** SET PROBLEM **
Report how many lines contain "booked", with no other words.
--- Begin EXTRACTED MATERIAL ---
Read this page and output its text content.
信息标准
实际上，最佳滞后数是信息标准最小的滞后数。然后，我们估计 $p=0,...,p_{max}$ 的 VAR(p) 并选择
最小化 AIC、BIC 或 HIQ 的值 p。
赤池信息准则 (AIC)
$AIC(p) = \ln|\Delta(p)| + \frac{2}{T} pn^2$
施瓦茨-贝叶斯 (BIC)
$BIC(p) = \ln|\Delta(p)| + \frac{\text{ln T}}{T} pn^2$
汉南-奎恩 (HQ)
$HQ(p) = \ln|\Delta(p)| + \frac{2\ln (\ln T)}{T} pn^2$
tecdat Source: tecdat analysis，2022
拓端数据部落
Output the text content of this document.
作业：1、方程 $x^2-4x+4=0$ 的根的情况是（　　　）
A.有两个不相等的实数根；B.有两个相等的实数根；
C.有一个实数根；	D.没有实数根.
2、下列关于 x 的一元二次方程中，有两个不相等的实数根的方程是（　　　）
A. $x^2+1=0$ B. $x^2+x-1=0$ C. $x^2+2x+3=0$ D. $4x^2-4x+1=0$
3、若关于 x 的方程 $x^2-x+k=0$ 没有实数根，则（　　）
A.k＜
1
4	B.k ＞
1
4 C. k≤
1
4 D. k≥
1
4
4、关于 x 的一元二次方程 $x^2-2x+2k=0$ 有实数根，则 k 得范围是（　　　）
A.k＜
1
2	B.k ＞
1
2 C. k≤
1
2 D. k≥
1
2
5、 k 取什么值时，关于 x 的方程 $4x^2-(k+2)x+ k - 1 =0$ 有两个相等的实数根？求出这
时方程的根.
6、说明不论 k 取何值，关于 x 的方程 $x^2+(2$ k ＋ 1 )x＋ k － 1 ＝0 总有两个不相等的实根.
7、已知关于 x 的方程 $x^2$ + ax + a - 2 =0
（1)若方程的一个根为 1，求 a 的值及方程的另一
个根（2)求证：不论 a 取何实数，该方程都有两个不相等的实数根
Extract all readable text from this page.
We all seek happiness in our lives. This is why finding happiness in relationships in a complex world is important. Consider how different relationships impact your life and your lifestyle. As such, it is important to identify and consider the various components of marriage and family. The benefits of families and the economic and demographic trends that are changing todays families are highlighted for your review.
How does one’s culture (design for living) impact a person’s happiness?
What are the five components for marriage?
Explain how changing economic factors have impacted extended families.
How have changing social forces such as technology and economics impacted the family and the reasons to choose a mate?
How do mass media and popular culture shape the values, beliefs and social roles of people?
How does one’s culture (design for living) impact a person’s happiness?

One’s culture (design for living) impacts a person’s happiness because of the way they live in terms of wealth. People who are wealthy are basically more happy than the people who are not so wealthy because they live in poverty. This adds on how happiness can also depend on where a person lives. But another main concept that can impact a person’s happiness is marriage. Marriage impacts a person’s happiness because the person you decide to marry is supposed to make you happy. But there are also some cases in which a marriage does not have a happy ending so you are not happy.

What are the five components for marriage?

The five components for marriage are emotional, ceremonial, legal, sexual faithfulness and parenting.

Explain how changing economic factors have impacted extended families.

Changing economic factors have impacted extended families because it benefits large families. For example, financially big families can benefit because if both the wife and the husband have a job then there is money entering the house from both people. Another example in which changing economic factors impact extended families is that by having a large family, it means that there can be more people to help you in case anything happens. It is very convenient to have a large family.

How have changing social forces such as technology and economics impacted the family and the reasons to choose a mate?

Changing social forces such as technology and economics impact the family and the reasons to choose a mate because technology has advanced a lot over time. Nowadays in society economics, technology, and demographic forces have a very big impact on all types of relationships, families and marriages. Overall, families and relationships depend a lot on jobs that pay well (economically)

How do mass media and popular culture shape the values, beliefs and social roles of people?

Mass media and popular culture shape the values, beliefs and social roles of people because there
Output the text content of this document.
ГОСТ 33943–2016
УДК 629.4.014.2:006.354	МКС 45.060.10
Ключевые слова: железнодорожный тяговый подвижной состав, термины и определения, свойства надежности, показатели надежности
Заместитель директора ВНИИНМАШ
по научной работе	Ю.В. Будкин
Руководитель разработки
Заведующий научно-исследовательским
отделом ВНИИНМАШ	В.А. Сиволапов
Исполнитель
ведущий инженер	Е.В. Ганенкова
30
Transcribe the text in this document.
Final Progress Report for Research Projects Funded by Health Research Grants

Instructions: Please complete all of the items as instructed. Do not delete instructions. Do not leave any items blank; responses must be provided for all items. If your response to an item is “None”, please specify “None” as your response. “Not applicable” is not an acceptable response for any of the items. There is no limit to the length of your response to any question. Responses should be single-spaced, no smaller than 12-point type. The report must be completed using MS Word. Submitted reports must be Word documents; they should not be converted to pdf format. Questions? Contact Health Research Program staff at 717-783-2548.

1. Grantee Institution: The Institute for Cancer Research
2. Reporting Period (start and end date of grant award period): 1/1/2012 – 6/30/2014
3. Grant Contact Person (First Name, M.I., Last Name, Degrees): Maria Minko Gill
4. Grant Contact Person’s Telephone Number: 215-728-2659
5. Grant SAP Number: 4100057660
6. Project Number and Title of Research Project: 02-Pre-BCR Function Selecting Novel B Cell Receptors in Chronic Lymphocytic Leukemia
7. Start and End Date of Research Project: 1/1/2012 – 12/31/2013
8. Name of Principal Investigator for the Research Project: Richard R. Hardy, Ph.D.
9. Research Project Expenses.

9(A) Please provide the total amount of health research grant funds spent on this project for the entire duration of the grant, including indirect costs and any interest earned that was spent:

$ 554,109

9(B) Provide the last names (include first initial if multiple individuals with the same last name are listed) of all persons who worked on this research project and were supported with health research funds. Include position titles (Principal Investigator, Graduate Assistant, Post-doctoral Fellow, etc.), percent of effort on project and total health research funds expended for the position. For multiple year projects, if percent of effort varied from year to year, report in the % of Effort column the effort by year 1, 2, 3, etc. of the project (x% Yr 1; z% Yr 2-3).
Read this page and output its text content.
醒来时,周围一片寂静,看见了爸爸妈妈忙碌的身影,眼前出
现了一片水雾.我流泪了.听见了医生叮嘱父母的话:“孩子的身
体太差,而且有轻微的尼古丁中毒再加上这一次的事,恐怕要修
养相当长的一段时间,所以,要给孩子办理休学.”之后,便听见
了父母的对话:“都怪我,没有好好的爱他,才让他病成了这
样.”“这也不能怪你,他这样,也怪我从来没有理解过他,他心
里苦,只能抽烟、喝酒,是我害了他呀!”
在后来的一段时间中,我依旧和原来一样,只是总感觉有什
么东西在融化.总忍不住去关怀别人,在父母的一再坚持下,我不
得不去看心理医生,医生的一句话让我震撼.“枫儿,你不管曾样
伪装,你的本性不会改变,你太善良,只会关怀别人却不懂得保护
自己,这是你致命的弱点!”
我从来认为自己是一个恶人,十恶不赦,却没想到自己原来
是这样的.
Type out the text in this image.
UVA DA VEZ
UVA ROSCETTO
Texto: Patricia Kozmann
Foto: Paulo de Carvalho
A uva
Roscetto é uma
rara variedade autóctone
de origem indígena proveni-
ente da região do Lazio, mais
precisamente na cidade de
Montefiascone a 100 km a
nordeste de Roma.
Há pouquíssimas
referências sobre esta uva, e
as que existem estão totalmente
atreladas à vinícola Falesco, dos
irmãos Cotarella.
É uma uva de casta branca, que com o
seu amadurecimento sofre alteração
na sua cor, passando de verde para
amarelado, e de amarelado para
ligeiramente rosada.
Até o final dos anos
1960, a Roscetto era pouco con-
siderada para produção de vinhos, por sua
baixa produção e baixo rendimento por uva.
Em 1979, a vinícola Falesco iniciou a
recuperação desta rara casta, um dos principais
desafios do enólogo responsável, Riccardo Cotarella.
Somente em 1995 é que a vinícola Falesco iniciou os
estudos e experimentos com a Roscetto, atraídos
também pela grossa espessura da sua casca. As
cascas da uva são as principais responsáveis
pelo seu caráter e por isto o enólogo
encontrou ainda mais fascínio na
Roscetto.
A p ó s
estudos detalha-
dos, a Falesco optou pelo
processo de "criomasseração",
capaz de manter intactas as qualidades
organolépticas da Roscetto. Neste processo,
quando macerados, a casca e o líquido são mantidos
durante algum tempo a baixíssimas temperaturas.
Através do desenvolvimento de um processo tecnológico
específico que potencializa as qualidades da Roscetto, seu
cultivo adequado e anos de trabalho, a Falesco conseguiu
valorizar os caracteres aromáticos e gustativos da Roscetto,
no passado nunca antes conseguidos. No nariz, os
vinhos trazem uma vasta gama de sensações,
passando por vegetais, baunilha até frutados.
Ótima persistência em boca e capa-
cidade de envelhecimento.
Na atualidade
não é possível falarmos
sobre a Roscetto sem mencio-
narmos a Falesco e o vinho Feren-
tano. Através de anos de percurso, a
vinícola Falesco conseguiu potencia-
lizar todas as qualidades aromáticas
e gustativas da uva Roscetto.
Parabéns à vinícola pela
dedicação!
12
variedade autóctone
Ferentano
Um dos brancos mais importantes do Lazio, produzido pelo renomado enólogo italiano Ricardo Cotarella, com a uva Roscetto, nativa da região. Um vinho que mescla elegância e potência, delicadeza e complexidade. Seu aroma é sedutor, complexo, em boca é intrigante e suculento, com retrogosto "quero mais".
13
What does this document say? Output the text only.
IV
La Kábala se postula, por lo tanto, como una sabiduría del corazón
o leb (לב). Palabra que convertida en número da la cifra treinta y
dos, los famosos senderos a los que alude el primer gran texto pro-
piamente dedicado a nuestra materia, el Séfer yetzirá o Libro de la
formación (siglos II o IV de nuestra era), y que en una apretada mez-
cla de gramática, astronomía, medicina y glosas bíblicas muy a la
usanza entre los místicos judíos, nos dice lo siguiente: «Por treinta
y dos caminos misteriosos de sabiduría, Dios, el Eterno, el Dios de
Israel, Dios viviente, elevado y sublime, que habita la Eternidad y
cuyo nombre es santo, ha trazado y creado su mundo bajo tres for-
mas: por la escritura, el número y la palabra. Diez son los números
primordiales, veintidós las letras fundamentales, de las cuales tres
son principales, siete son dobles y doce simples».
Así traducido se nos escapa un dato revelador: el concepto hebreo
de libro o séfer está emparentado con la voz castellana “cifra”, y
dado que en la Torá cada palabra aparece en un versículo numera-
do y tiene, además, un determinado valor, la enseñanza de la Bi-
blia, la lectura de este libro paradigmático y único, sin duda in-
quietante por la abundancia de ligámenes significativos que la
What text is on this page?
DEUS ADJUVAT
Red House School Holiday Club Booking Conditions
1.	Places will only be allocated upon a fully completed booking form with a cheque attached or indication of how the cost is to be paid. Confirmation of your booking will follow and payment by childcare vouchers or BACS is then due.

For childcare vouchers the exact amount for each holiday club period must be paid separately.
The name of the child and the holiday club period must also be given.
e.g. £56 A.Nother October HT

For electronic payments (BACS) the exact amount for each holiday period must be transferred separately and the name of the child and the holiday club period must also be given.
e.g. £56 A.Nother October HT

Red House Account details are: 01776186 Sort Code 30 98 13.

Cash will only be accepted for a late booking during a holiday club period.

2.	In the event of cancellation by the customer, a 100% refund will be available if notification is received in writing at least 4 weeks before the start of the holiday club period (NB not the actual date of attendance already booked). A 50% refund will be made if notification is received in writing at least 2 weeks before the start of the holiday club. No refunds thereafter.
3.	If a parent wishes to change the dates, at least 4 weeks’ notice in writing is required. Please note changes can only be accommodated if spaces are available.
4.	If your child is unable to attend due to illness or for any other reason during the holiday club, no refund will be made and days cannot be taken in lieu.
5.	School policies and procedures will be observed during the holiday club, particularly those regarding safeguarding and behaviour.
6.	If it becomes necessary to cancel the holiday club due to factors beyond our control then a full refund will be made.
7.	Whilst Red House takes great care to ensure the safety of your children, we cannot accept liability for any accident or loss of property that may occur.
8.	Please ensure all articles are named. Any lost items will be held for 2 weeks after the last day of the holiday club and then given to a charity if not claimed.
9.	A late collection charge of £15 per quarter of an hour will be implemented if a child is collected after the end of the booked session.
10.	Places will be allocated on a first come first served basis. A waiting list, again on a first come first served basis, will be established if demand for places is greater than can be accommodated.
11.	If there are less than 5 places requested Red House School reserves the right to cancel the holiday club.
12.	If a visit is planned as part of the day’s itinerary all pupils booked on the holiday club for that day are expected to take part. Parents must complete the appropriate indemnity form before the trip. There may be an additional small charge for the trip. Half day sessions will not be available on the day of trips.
--- End EXTRACTED MATERIAL ---
** ANSWER TO THE TASK **
3